>> Start ROWS
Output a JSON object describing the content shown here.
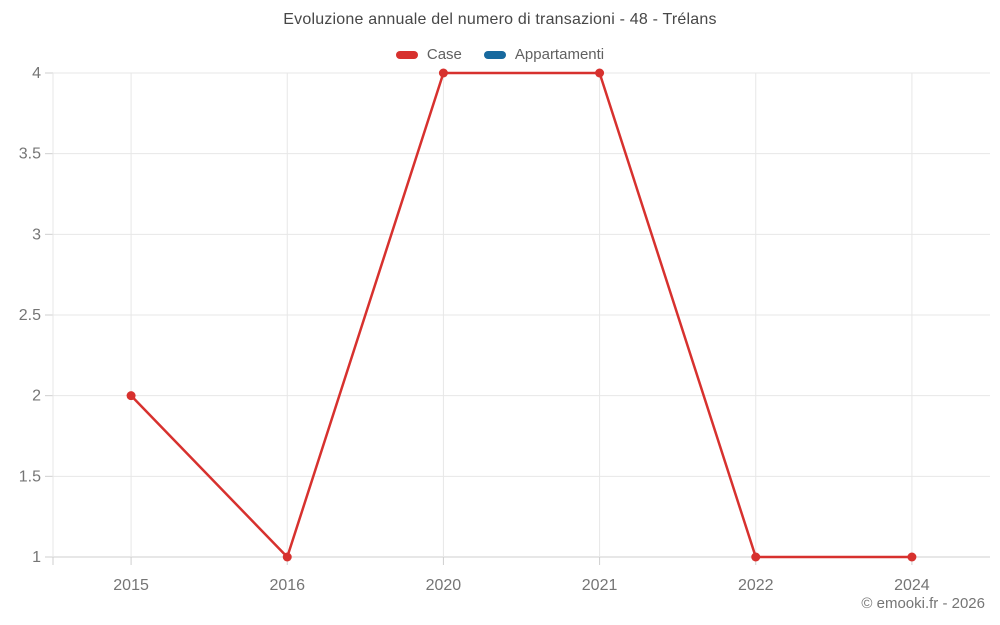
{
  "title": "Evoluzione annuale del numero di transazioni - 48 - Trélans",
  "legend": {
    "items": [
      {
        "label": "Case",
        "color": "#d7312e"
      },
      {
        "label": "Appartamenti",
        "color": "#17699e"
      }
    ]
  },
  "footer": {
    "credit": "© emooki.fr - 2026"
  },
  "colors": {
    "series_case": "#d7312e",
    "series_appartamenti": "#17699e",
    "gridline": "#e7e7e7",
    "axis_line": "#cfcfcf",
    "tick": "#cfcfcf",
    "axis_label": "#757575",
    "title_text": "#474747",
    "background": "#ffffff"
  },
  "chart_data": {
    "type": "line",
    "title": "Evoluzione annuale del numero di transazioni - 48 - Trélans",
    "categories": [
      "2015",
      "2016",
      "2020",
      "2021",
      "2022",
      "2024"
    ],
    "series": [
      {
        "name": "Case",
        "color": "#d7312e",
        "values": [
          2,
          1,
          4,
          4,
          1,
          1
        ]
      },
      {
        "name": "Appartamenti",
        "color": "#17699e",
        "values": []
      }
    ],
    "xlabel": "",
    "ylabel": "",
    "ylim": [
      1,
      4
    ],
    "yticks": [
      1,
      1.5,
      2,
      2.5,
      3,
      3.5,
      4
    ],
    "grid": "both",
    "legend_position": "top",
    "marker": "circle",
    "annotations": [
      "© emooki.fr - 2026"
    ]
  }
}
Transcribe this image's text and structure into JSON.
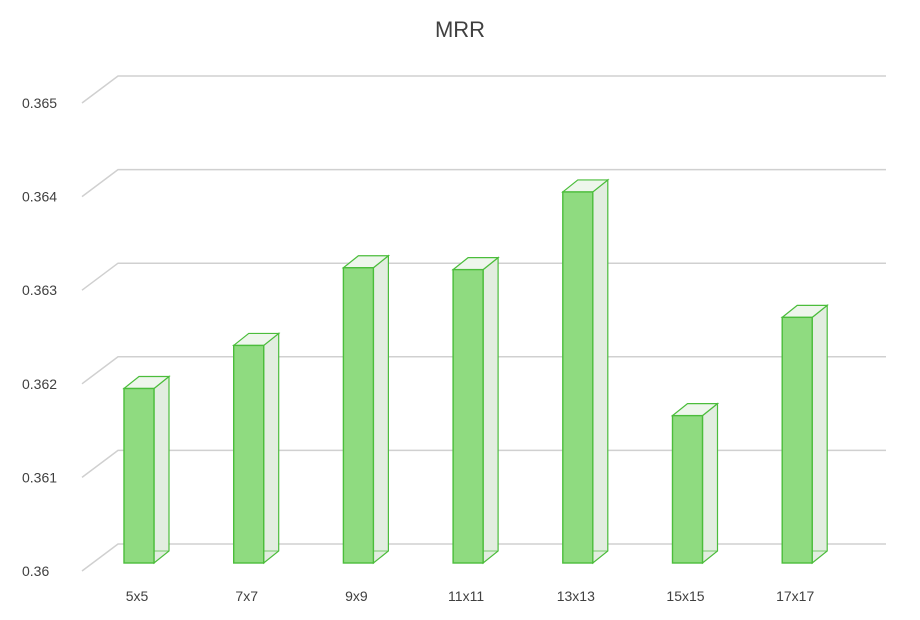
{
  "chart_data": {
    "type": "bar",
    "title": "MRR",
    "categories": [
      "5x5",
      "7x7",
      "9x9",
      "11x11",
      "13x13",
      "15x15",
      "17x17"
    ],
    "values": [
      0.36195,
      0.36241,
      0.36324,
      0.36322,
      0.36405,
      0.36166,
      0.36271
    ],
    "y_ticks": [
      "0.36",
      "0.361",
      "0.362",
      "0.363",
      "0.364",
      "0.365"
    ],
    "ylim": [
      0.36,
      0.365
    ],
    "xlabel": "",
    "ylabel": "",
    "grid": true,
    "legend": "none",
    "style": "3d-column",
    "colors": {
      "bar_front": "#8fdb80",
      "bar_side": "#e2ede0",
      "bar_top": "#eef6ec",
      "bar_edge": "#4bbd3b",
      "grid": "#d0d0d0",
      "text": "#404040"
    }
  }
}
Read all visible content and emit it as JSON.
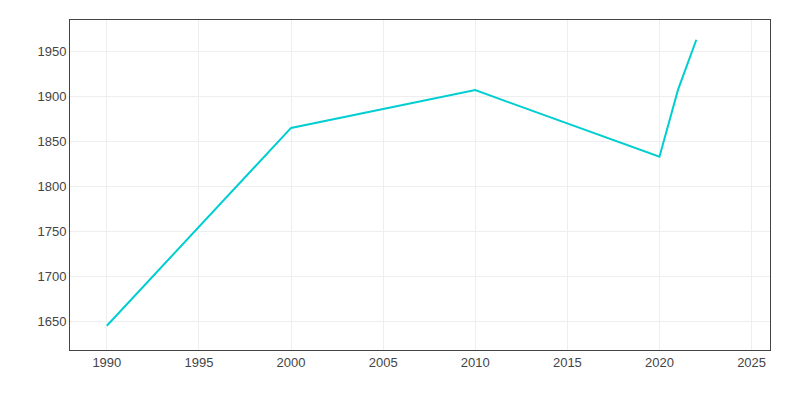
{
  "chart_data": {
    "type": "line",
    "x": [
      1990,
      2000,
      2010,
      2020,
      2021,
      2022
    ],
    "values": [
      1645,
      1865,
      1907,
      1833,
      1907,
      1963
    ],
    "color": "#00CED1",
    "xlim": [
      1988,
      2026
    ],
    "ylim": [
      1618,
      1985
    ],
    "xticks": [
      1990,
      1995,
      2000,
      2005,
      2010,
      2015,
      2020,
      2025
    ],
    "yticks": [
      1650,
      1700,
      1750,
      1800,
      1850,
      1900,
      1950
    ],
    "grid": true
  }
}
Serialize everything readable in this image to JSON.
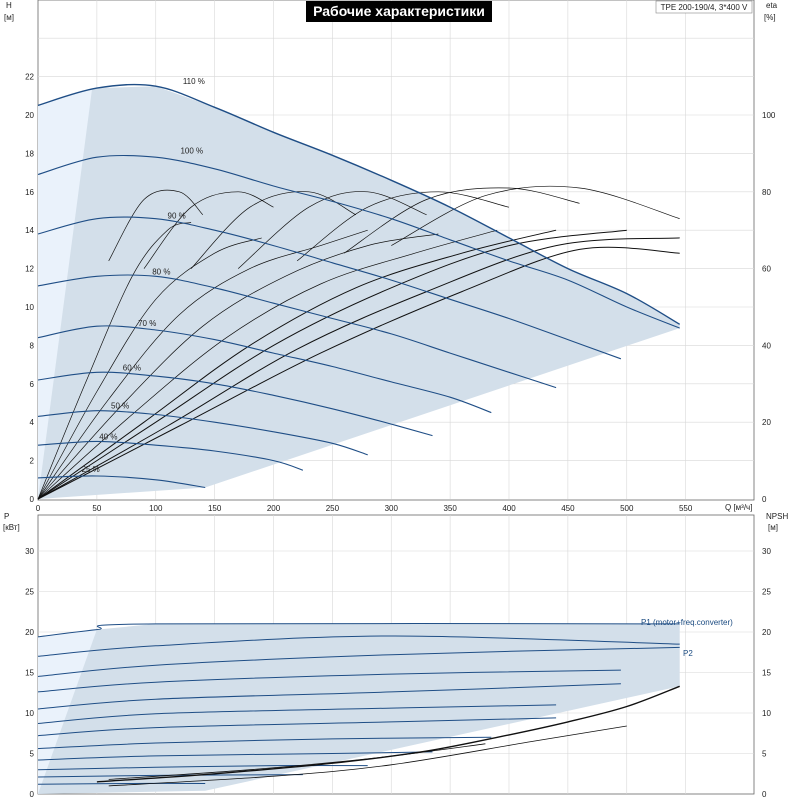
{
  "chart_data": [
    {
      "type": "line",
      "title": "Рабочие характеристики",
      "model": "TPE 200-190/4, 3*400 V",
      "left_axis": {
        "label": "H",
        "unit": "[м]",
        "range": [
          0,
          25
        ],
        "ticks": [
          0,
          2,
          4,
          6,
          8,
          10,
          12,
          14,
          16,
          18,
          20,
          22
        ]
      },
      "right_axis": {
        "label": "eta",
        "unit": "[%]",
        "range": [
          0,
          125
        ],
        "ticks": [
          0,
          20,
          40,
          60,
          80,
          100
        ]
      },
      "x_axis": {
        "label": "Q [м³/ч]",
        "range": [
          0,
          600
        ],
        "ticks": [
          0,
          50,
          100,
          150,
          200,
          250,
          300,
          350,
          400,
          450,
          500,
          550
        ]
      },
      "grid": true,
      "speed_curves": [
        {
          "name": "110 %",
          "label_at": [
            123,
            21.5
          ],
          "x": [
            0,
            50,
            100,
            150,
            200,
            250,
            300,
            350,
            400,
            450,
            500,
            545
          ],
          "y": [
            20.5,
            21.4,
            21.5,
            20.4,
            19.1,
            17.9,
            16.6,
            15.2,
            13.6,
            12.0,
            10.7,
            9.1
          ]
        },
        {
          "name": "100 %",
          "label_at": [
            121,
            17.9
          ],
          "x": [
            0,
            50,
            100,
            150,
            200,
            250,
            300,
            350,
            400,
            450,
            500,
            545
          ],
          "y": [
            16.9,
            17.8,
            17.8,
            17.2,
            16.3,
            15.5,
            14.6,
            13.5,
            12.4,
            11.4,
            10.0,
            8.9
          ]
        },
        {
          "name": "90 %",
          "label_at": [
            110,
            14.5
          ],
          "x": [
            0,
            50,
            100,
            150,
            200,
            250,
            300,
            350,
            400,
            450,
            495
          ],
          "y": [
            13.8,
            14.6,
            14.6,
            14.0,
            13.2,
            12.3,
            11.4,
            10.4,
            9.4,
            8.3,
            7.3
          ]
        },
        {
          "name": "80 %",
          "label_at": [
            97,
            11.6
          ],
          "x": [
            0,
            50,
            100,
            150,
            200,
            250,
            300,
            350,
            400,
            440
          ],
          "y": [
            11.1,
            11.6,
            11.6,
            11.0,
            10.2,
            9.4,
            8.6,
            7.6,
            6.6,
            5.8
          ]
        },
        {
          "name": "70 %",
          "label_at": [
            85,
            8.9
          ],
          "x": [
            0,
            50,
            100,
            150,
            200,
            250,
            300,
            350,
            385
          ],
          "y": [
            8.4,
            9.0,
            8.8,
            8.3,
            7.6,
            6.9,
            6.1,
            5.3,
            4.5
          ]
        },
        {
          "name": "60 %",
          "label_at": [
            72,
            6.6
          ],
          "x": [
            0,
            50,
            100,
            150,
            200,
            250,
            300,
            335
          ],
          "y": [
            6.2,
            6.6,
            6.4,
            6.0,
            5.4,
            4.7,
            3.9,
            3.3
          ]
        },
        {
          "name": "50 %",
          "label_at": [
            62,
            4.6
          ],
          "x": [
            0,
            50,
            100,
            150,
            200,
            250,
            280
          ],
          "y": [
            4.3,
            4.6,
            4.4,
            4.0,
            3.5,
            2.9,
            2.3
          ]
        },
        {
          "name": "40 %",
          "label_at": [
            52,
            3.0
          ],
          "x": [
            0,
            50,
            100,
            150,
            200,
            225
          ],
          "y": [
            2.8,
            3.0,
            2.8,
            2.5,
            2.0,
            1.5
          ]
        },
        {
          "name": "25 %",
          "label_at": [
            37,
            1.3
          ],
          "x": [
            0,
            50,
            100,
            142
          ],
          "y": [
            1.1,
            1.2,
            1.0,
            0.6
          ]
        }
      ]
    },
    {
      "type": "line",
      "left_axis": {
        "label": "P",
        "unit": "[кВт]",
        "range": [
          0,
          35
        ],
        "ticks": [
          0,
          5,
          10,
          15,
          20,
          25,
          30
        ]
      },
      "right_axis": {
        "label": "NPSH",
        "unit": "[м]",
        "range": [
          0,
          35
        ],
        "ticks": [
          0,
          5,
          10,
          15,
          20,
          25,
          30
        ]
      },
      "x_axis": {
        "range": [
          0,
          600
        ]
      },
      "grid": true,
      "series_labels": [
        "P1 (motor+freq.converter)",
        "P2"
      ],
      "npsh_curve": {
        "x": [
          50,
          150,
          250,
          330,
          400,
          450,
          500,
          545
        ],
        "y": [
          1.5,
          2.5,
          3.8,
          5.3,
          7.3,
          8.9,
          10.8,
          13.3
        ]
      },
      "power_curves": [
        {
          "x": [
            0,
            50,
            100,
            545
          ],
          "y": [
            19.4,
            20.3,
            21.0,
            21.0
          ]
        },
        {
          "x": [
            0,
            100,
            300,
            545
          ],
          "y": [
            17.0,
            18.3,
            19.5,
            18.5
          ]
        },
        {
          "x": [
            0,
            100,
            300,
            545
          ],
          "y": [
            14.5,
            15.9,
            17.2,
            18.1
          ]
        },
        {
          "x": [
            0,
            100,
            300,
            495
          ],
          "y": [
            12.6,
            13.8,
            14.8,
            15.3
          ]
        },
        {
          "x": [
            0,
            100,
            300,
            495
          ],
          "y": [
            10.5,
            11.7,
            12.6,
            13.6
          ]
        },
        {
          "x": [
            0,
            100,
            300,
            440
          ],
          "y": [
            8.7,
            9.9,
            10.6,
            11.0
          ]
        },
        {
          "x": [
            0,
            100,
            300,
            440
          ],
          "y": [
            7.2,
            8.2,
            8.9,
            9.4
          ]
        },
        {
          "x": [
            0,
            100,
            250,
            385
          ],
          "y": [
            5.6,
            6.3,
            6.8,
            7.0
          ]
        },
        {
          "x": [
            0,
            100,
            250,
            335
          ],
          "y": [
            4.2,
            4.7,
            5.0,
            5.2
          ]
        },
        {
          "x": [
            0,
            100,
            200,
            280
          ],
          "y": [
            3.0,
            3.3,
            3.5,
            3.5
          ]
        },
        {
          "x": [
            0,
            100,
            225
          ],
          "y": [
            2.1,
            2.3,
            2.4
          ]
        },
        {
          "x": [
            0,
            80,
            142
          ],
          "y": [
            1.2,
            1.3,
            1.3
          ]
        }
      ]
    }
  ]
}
>> End ROWS
EXERCISE DESCRIPTION —
From the entries above, extract every line where the word "emooki" appears.

CORRECT RESULT —
    "credit": "© emooki.fr - 2026"
      "© emooki.fr - 2026"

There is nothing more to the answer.